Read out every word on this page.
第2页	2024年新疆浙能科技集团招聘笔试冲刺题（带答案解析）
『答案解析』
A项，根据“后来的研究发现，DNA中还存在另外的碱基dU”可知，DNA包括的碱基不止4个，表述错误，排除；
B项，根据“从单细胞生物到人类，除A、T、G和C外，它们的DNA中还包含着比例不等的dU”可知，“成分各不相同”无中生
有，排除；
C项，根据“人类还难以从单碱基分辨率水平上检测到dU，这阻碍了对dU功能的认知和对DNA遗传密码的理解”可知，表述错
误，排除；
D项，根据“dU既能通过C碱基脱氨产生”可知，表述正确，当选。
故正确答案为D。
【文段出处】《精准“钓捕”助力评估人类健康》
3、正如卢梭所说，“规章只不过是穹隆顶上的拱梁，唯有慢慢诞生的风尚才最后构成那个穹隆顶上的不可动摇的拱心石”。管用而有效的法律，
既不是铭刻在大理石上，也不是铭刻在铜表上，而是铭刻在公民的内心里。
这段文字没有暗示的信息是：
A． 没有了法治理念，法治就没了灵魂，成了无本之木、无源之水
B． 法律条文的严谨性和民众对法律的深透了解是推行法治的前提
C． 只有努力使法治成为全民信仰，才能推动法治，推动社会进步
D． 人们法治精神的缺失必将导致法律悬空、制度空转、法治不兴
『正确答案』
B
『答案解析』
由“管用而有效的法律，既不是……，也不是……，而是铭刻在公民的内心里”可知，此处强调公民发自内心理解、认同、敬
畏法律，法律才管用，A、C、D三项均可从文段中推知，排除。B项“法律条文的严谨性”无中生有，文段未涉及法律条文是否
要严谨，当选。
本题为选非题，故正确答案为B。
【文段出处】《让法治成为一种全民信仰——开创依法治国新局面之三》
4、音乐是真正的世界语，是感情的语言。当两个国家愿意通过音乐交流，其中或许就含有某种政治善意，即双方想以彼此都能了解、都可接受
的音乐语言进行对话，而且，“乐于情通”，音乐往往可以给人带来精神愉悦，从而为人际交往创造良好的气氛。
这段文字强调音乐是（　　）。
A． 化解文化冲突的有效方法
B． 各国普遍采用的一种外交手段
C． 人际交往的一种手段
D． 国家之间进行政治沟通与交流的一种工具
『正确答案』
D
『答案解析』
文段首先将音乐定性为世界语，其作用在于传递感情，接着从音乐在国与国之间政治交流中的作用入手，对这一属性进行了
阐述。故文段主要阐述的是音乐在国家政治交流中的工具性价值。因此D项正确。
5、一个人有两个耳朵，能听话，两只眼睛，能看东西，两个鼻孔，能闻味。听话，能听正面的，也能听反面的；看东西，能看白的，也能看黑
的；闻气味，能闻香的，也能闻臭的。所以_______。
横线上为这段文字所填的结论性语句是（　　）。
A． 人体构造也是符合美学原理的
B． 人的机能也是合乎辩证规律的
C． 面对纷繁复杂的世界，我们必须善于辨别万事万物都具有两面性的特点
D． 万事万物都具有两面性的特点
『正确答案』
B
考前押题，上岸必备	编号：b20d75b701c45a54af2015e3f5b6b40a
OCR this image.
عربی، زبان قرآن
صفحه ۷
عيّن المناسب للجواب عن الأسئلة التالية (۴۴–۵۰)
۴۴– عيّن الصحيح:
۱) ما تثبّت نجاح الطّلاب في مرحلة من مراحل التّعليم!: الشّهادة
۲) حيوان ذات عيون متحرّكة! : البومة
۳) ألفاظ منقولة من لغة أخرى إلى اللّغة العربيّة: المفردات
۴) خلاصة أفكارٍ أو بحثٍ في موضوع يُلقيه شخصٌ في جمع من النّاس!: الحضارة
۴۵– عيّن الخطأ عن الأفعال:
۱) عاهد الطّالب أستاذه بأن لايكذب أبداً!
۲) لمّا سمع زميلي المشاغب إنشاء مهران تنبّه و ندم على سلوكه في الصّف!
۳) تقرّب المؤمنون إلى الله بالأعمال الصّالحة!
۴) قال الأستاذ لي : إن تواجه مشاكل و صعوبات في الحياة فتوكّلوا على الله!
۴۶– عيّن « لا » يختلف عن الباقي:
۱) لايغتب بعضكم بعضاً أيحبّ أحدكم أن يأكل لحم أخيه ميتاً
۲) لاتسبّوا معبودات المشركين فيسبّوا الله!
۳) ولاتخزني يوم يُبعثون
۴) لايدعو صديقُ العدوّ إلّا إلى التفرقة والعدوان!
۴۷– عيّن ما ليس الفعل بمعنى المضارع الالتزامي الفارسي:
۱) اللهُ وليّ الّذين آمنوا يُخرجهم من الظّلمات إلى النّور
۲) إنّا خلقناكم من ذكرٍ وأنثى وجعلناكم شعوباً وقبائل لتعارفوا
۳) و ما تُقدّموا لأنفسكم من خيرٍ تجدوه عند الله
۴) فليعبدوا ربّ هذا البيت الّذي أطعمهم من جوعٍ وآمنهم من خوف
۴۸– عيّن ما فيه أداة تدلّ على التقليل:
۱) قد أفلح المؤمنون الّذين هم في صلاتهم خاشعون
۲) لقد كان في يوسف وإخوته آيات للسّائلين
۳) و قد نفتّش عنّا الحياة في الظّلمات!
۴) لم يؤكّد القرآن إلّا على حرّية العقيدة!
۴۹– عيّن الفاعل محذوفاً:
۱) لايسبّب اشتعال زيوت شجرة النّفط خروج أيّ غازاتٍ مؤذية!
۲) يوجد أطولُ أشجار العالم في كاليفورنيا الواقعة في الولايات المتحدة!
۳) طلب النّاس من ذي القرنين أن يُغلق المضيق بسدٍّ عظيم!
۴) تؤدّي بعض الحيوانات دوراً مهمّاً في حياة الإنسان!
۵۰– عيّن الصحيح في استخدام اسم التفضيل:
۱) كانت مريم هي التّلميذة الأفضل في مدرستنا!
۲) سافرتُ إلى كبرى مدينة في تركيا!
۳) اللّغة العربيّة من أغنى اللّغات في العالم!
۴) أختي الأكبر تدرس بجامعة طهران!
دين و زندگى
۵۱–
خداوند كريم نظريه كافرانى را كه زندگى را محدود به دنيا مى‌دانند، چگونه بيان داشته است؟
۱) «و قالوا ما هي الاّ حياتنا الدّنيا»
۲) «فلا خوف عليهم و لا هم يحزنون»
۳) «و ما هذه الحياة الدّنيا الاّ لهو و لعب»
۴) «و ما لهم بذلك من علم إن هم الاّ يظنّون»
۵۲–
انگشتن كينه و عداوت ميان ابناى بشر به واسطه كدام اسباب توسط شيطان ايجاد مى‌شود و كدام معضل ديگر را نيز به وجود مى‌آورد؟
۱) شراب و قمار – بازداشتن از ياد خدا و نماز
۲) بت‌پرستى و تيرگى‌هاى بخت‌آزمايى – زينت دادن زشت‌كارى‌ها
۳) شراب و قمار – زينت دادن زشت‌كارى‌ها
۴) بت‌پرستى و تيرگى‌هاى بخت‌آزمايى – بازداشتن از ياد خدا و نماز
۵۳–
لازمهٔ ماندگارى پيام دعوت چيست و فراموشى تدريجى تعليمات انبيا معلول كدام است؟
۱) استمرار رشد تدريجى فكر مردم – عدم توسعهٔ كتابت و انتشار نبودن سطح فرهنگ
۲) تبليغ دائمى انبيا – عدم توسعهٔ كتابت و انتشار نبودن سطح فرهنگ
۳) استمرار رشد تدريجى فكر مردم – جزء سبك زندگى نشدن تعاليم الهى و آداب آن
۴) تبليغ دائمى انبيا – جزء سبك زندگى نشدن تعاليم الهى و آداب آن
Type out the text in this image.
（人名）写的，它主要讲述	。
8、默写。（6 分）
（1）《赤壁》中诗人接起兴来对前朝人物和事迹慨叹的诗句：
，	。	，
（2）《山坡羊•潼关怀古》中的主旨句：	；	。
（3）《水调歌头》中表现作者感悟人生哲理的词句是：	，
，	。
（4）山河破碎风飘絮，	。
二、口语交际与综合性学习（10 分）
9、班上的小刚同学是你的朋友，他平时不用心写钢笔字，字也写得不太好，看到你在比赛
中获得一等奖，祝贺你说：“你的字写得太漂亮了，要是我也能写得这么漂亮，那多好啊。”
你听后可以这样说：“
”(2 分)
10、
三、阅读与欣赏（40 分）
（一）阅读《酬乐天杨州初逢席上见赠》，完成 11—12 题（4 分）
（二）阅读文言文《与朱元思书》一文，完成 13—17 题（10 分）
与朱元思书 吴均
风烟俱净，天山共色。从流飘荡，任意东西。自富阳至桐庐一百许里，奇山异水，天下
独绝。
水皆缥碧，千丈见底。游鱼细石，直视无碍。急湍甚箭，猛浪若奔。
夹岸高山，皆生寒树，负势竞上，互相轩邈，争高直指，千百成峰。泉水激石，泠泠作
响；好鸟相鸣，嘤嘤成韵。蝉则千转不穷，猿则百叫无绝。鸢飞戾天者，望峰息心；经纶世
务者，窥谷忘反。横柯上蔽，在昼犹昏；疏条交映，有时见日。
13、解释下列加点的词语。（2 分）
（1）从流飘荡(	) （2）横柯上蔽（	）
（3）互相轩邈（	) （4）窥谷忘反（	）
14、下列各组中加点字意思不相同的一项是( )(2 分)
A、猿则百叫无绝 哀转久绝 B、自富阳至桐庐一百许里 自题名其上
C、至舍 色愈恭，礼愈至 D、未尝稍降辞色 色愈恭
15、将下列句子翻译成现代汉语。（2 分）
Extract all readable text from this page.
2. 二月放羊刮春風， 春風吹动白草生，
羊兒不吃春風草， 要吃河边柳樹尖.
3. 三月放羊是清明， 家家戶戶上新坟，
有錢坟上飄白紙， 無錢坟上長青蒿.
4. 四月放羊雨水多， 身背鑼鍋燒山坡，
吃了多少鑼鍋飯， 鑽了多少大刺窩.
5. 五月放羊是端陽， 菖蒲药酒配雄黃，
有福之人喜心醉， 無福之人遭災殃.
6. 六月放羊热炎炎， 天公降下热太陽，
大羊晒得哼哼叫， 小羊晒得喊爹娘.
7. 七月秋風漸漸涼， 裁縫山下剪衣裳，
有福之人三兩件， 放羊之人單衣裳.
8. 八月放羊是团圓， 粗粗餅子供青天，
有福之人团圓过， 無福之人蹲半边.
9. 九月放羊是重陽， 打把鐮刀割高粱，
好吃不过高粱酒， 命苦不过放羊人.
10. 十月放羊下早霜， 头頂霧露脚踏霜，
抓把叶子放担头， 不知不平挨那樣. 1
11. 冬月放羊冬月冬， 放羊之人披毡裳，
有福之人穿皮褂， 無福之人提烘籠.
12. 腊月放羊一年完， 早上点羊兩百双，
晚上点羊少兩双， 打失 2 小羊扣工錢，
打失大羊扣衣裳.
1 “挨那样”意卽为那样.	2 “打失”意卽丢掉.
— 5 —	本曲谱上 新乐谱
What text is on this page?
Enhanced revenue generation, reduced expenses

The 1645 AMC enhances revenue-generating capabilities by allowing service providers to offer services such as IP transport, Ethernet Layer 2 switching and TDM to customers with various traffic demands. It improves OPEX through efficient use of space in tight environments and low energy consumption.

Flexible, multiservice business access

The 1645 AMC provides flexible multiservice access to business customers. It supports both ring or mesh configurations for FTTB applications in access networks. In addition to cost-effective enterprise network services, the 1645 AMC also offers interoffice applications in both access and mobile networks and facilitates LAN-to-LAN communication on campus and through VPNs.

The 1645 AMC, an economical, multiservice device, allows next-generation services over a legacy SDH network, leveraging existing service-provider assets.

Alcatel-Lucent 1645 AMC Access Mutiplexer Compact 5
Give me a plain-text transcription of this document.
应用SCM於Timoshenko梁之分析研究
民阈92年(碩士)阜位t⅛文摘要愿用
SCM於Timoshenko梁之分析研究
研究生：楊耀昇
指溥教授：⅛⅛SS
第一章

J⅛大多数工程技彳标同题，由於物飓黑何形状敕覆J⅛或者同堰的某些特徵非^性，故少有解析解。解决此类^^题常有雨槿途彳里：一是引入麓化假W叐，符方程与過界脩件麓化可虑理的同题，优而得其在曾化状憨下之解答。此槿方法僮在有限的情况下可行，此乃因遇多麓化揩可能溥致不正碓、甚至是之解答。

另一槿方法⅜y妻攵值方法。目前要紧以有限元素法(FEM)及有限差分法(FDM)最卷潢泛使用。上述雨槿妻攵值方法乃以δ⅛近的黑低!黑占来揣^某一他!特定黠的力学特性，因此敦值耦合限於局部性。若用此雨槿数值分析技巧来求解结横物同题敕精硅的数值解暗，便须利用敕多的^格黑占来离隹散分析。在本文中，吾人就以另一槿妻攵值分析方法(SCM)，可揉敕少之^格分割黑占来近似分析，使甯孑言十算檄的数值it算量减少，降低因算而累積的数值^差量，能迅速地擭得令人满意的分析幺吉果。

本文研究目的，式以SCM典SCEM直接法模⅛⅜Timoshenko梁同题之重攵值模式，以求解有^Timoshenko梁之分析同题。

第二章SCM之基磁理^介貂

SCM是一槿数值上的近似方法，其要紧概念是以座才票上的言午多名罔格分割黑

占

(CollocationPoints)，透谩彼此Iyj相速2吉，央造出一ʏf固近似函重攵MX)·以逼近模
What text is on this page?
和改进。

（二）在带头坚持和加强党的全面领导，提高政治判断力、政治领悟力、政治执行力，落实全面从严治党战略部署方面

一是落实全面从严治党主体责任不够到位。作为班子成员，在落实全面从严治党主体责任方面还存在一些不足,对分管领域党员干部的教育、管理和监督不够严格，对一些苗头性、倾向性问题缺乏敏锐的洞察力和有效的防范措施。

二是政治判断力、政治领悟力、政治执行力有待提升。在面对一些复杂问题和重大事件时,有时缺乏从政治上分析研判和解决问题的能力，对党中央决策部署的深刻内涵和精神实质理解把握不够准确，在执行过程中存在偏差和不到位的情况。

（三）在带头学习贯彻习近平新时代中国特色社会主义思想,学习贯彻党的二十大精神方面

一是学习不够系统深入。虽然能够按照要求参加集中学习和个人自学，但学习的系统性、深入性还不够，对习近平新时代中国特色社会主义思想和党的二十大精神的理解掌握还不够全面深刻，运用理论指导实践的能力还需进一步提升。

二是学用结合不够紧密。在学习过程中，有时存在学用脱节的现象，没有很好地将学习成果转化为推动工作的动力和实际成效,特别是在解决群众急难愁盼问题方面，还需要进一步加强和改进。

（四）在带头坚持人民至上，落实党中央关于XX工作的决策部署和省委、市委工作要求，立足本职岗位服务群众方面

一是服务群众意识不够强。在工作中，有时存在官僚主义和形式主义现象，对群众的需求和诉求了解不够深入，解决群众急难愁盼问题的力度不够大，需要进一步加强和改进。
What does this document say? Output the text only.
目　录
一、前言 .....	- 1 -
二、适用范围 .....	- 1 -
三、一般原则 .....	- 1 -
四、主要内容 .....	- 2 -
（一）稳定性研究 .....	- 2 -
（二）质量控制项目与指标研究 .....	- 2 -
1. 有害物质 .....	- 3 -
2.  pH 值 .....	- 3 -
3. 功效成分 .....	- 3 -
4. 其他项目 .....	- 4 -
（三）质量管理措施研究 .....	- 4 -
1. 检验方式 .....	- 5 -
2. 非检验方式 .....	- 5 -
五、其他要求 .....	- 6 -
---------------
#### BRIEF:
Whenever "انتشار" turns up in a line, pick that line out.

#### RESULT OF THIS EXERCISE:
۱) استمرار رشد تدريجى فكر مردم – عدم توسعهٔ كتابت و انتشار نبودن سطح فرهنگ
۲) تبليغ دائمى انبيا – عدم توسعهٔ كتابت و انتشار نبودن سطح فرهنگ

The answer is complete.